═════ EXERCISE INPUTS ═════
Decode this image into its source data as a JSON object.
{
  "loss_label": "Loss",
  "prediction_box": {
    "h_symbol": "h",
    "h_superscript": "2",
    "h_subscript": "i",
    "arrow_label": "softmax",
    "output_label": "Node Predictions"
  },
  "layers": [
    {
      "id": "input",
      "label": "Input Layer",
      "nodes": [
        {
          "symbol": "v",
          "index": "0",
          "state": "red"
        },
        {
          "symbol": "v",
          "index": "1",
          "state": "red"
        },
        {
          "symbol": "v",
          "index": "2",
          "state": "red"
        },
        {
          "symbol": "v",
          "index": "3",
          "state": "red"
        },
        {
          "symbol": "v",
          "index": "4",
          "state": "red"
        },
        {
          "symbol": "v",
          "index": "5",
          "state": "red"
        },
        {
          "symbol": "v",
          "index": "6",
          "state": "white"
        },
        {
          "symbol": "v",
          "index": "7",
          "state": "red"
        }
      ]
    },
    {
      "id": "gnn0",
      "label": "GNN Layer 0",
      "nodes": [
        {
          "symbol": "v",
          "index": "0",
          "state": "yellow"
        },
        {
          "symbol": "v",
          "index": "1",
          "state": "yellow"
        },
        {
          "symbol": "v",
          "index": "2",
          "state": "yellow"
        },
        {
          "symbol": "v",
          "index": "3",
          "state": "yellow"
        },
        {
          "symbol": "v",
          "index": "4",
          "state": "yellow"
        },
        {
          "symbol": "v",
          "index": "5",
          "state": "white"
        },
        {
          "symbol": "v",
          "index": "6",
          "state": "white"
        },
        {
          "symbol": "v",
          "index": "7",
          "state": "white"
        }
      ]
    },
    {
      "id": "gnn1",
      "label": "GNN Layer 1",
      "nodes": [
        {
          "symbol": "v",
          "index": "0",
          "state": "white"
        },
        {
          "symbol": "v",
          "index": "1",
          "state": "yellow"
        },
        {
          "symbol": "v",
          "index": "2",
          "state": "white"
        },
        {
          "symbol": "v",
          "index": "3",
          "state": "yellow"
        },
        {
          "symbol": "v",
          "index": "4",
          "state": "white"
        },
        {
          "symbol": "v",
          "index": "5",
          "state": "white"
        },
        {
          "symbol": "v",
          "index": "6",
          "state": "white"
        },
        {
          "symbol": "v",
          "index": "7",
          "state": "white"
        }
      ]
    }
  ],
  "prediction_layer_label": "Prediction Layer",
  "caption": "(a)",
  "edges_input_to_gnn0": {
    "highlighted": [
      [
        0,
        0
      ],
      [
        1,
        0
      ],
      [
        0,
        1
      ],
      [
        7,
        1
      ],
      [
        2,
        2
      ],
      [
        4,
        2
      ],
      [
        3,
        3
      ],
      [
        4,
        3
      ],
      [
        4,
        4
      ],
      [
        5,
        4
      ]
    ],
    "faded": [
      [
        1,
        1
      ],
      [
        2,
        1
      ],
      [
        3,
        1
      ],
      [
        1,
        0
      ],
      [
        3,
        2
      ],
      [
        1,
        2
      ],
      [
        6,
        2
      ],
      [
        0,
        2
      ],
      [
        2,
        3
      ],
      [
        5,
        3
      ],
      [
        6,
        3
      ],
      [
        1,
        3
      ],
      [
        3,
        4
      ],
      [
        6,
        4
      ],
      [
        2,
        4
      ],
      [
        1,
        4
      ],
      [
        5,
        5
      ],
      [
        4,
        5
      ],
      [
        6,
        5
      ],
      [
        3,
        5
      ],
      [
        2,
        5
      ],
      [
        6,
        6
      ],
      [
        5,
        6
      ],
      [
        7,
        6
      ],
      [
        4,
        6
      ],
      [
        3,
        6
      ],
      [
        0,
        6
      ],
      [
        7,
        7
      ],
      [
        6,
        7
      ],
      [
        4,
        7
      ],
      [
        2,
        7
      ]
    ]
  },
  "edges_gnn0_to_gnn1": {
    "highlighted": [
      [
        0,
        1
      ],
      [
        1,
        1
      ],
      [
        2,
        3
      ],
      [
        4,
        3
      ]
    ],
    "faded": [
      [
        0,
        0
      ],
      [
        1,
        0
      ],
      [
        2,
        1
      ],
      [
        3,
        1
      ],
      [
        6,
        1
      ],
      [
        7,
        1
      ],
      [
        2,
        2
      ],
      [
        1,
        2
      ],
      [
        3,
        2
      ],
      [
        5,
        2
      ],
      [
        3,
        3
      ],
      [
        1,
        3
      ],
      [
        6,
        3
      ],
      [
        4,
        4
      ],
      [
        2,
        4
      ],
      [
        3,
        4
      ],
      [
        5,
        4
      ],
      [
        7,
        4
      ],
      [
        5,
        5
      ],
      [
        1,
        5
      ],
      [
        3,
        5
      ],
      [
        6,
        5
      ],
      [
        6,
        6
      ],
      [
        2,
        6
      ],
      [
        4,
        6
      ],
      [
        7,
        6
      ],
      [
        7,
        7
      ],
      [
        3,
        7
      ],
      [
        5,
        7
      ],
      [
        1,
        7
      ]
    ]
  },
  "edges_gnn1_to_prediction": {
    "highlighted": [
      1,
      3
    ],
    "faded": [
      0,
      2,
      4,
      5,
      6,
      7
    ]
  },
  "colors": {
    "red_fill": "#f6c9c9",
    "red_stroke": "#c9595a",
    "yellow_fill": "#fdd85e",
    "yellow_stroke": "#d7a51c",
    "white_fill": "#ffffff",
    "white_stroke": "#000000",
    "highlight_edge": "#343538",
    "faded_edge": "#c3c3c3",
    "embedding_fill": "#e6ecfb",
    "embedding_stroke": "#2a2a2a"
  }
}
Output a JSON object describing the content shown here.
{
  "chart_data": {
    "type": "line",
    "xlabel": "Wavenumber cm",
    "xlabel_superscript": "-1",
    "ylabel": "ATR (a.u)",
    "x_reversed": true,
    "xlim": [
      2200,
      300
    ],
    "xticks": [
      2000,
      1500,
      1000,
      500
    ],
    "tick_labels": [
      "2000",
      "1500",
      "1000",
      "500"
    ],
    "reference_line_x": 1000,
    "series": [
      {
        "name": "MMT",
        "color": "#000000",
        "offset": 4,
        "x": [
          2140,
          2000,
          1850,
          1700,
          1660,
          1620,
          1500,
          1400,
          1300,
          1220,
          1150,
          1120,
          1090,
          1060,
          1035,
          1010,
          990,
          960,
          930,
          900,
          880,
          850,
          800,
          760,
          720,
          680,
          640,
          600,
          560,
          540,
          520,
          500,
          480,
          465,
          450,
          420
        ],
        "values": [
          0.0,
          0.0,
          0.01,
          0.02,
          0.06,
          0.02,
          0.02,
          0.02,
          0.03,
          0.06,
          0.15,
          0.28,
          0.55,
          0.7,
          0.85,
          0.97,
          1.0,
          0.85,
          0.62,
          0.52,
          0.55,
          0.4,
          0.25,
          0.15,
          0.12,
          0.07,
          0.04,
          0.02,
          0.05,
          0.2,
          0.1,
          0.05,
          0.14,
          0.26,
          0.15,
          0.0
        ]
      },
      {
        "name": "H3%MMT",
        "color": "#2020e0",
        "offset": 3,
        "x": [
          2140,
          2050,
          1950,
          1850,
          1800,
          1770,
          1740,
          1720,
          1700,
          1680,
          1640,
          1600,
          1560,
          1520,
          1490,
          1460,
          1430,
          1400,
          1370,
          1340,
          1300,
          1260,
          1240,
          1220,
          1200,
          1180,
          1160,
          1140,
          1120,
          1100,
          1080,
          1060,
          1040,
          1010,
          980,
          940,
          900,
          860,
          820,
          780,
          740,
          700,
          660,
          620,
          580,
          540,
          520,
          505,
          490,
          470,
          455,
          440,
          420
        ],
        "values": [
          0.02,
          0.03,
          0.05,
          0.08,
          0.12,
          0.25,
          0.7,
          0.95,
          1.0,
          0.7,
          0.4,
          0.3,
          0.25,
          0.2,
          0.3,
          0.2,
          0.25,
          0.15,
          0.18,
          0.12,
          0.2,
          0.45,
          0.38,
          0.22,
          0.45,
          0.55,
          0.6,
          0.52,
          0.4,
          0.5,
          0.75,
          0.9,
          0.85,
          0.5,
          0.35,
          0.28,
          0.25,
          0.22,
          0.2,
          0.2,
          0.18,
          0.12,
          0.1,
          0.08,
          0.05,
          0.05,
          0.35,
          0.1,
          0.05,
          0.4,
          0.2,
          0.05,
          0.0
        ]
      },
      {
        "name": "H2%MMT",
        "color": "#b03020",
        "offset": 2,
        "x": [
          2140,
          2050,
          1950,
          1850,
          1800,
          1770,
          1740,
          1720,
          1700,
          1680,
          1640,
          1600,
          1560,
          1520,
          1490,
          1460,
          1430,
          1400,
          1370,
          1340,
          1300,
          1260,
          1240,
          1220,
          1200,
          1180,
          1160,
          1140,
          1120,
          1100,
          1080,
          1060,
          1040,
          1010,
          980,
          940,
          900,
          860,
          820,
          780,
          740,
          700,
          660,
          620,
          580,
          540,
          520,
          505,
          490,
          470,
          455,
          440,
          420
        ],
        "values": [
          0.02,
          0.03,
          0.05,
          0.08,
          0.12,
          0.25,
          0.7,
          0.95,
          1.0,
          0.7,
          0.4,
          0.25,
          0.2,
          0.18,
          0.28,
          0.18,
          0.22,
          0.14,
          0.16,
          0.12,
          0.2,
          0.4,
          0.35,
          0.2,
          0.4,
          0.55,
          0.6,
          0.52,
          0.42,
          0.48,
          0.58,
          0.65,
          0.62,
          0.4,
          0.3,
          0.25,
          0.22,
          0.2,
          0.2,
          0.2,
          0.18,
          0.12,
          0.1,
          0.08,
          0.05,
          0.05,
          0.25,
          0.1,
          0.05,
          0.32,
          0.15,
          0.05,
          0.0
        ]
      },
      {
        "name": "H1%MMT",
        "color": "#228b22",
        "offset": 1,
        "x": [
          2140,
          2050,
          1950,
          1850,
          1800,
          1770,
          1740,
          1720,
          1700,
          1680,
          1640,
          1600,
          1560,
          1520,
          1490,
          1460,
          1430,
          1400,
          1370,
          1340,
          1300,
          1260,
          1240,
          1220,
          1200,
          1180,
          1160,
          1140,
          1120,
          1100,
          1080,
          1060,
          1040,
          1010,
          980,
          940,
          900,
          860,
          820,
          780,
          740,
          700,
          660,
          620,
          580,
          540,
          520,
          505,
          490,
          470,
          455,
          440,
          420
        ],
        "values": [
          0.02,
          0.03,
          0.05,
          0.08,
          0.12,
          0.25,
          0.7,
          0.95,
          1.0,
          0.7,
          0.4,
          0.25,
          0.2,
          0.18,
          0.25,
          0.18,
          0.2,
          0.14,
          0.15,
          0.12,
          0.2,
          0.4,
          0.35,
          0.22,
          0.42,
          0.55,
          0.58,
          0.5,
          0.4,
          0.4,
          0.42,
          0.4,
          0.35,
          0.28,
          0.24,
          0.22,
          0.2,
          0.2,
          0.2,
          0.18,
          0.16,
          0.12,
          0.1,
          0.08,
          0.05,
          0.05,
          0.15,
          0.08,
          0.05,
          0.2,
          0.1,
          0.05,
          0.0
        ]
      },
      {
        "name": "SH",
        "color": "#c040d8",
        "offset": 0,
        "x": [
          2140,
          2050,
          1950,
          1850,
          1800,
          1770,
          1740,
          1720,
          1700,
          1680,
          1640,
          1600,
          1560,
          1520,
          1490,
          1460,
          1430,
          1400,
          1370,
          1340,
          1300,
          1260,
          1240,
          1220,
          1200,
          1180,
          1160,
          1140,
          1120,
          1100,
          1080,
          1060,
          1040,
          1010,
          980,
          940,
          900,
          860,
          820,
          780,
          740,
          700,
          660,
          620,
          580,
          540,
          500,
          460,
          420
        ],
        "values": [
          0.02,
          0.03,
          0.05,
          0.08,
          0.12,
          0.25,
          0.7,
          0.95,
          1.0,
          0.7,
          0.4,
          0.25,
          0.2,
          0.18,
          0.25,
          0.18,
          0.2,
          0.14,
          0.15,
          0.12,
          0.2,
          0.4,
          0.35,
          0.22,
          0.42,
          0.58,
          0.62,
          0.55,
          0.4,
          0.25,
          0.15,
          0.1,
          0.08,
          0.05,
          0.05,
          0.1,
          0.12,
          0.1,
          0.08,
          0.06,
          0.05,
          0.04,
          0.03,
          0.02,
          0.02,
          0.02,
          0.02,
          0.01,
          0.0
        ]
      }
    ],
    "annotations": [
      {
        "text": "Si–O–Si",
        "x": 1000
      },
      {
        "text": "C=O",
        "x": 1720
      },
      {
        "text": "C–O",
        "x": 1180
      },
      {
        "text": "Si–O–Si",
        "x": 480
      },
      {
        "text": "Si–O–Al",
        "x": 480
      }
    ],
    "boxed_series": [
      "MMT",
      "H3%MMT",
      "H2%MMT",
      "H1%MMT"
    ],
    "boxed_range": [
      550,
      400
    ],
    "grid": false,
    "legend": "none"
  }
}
═════
WHAT THIS TASK INVOLVES:
All lines in the data that contain the word "name" should be copied.

RESULT:
        "name": "MMT",
        "name": "H3%MMT",
        "name": "H2%MMT",
        "name": "H1%MMT",
        "name": "SH",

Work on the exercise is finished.